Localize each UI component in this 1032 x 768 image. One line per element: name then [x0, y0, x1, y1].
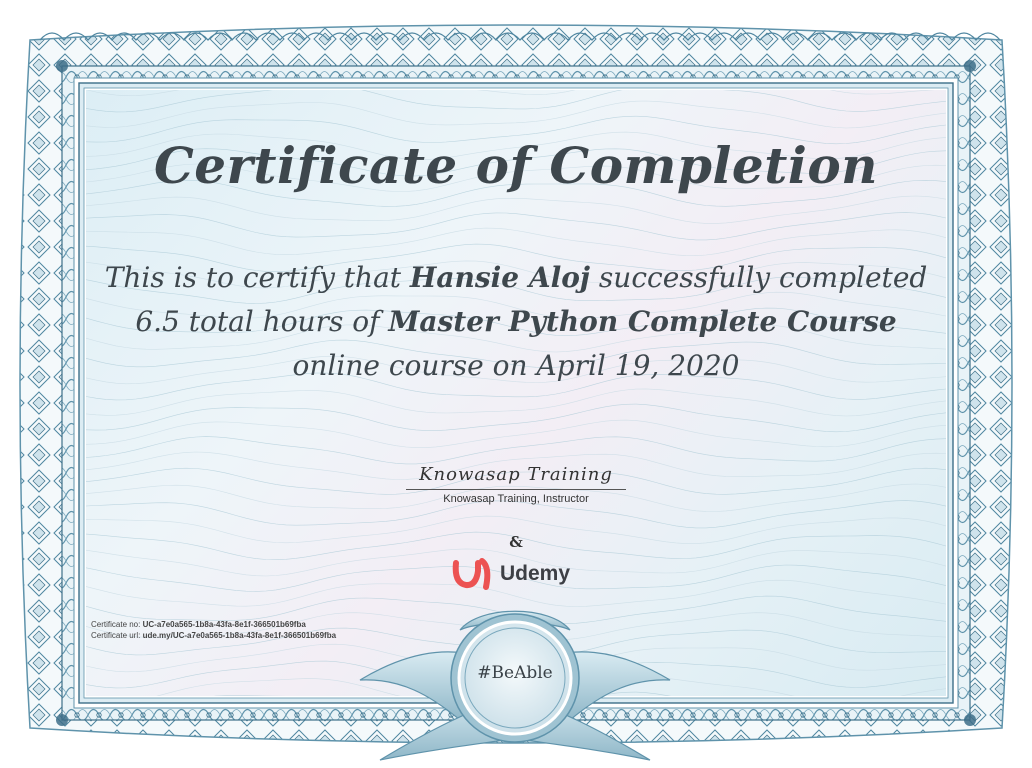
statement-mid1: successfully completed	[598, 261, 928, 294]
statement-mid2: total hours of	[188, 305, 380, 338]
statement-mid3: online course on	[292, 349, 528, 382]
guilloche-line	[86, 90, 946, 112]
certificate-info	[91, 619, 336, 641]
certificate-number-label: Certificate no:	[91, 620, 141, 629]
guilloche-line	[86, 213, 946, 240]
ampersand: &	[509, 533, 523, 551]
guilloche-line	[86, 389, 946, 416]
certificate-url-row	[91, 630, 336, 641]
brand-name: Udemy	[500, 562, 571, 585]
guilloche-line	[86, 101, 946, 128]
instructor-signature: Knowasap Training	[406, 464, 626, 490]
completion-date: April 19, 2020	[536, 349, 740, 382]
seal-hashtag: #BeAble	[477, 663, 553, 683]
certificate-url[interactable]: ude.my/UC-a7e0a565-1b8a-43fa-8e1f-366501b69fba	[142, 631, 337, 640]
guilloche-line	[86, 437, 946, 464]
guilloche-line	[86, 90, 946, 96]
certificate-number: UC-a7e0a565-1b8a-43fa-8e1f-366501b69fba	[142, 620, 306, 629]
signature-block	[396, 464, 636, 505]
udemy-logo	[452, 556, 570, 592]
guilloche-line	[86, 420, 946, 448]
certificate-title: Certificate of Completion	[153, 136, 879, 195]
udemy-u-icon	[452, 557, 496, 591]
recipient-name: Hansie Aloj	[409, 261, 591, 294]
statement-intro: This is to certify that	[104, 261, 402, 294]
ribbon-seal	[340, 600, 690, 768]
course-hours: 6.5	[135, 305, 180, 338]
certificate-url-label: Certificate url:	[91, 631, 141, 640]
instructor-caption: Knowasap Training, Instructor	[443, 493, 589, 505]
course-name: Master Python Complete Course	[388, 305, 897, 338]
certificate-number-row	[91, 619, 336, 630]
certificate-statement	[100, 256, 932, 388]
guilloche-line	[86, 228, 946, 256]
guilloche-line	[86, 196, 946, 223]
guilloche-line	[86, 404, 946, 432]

Given problem: Rewrite every line of the item above as a JSON list of strings, one string per line, omitting blank lines and leaving out the picture.

The response:
[
  "Localize each UI component in this 1032 x 768 image. One line per element: name then [x0, y0, x1, y1].",
  "statement-mid1: successfully completed\t[598, 261, 928, 294]",
  "statement-mid2: total hours of\t[188, 305, 380, 338]",
  "statement-mid3: online course on\t[292, 349, 528, 382]",
  "guilloche-line\t[86, 90, 946, 112]",
  "certificate-info\t[91, 619, 336, 641]",
  "certificate-number-label: Certificate no:\t[91, 620, 141, 629]",
  "guilloche-line\t[86, 213, 946, 240]",
  "ampersand: &\t[509, 533, 523, 551]",
  "guilloche-line\t[86, 389, 946, 416]",
  "certificate-url-row\t[91, 630, 336, 641]",
  "brand-name: Udemy\t[500, 562, 571, 585]",
  "guilloche-line\t[86, 101, 946, 128]",
  "instructor-signature: Knowasap Training\t[406, 464, 626, 490]",
  "completion-date: April 19, 2020\t[536, 349, 740, 382]",
  "seal-hashtag: #BeAble\t[477, 663, 553, 683]",
  "certificate-url[interactable]: ude.my/UC-a7e0a565-1b8a-43fa-8e1f-366501b69fba\t[142, 631, 337, 640]",
  "guilloche-line\t[86, 437, 946, 464]",
  "guilloche-line\t[86, 90, 946, 96]",
  "certificate-number: UC-a7e0a565-1b8a-43fa-8e1f-366501b69fba\t[142, 620, 306, 629]",
  "signature-block\t[396, 464, 636, 505]",
  "udemy-logo\t[452, 556, 570, 592]",
  "guilloche-line\t[86, 420, 946, 448]",
  "certificate-title: Certificate of Completion\t[153, 136, 879, 195]",
  "udemy-u-icon\t[452, 557, 496, 591]",
  "recipient-name: Hansie Aloj\t[409, 261, 591, 294]",
  "statement-intro: This is to certify that\t[104, 261, 402, 294]",
  "ribbon-seal\t[340, 600, 690, 768]",
  "course-hours: 6.5\t[135, 305, 180, 338]",
  "certificate-url-label: Certificate url:\t[91, 631, 141, 640]",
  "instructor-caption: Knowasap Training, Instructor\t[443, 493, 589, 505]",
  "course-name: Master Python Complete Course\t[388, 305, 897, 338]",
  "certificate-number-row\t[91, 619, 336, 630]",
  "certificate-statement\t[100, 256, 932, 388]",
  "guilloche-line\t[86, 228, 946, 256]",
  "guilloche-line\t[86, 196, 946, 223]",
  "guilloche-line\t[86, 404, 946, 432]"
]